- **INPUT RECORDS**:
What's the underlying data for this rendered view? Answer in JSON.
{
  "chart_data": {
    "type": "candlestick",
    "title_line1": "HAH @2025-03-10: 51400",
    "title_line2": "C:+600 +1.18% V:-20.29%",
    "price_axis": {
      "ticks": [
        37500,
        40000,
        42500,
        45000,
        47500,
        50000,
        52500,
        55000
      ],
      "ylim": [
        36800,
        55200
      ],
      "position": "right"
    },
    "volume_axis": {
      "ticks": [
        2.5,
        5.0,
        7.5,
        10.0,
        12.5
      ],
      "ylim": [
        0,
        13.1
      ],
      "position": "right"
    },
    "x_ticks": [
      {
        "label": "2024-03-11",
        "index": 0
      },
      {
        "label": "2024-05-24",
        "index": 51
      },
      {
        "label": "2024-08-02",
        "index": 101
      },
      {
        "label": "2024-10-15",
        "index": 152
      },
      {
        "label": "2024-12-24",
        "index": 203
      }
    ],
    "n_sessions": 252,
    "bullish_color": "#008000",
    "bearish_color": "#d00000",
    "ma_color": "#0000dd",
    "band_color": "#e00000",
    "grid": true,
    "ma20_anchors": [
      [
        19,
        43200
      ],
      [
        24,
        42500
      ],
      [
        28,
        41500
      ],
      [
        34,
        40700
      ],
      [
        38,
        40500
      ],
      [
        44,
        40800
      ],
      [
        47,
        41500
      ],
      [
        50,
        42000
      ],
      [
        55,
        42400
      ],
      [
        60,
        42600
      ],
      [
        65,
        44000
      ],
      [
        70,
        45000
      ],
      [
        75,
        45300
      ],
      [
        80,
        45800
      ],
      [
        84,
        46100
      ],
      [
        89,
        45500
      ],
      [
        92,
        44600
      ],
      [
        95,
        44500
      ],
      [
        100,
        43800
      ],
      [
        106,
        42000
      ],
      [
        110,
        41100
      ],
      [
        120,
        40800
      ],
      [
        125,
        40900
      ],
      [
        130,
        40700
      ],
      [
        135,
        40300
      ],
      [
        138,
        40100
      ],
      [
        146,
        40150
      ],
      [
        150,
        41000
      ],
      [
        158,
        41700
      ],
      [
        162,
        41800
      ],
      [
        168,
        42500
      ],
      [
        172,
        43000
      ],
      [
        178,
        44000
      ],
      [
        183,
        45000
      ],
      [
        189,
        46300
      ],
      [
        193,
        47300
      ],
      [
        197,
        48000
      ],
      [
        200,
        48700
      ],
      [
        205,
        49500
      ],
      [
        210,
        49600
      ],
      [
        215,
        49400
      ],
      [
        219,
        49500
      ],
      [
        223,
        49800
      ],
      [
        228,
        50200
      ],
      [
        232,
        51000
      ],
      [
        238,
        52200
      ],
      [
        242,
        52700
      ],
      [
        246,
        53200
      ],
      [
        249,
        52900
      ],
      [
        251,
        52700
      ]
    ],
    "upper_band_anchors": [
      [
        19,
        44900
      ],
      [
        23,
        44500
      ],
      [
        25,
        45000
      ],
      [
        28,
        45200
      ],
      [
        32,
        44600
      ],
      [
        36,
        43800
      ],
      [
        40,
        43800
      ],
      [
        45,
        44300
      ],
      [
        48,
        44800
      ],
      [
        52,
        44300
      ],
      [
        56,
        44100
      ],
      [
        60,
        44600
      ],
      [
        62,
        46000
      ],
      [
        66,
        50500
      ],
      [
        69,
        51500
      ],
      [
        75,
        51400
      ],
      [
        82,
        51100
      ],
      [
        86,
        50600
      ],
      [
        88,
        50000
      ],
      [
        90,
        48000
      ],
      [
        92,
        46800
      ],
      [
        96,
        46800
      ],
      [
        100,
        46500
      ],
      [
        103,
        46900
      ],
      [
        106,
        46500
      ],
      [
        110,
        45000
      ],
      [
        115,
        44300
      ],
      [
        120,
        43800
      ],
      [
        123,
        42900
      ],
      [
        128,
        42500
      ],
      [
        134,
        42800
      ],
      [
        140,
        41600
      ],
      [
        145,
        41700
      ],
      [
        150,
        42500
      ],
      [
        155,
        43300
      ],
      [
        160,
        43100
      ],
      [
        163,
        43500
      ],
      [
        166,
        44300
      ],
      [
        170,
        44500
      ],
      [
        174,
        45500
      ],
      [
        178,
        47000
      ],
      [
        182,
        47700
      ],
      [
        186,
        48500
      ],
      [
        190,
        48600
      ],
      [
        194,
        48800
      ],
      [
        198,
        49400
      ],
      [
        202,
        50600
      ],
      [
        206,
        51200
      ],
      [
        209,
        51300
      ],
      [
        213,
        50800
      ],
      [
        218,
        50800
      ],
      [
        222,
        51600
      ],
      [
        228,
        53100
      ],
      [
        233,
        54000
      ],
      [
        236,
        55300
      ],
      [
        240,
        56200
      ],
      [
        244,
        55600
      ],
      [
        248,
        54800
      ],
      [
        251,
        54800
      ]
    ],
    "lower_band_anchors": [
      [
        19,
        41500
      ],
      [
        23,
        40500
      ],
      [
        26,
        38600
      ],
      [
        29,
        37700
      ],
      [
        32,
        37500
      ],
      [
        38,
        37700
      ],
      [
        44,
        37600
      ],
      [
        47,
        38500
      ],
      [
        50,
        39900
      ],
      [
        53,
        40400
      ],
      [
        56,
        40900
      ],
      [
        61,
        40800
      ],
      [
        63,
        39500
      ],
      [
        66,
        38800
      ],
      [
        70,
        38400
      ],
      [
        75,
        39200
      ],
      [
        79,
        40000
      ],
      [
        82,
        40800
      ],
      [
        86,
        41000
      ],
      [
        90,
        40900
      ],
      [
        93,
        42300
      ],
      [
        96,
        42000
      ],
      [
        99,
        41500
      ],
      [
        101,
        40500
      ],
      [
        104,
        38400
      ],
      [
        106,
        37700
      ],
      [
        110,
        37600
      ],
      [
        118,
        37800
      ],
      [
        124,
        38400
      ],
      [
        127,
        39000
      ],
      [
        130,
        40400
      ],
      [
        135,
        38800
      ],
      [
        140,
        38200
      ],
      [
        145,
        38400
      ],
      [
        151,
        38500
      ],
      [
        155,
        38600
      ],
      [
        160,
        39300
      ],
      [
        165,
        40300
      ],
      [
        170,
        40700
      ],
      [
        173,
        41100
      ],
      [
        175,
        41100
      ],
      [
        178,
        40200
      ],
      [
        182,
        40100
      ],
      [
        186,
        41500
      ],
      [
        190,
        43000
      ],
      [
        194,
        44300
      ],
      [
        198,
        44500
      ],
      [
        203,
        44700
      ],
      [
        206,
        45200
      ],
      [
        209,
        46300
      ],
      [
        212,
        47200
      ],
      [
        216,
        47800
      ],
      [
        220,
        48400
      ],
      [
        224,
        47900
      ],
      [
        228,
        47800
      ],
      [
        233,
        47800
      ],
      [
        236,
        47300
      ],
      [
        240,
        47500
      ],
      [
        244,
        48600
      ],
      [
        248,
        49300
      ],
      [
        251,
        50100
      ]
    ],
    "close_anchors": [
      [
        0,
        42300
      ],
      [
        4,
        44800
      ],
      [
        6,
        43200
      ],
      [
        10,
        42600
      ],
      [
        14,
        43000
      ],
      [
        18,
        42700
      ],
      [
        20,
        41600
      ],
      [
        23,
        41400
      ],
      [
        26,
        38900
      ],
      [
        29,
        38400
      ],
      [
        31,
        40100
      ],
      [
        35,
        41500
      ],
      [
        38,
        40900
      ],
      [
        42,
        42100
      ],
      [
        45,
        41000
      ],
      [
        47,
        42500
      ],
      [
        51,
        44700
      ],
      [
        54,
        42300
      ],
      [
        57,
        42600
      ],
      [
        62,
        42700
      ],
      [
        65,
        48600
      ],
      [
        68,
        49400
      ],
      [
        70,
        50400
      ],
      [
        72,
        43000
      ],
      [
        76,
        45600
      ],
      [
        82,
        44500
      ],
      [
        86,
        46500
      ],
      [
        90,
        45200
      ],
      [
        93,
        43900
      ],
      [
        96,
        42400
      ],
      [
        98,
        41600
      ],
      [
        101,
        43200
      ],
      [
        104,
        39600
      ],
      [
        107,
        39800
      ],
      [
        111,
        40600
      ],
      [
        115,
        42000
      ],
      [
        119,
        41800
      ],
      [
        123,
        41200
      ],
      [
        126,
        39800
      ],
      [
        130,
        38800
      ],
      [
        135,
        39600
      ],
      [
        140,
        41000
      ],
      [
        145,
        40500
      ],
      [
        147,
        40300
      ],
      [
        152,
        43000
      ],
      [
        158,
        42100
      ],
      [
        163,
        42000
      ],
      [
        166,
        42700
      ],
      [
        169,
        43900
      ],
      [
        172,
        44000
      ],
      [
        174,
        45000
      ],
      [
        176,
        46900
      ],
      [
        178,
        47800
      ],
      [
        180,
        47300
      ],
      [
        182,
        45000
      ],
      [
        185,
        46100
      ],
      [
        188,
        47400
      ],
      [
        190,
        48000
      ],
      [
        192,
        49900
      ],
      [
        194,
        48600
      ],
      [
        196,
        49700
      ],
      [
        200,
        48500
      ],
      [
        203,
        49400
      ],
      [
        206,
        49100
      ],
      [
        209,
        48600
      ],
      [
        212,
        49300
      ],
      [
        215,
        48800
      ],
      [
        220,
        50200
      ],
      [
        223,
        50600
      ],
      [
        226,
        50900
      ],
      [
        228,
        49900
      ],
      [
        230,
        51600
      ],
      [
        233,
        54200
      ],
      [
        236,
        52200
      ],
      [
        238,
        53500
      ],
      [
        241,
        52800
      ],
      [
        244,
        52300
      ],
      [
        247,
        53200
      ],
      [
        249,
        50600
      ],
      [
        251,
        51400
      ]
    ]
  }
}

- **WRITTEN TASK**:
Wherever the string "label" appears in the entries above, list that line.

- **EXERCISE ANSWER**:
        "label": "2024-03-11",
        "label": "2024-05-24",
        "label": "2024-08-02",
        "label": "2024-10-15",
        "label": "2024-12-24",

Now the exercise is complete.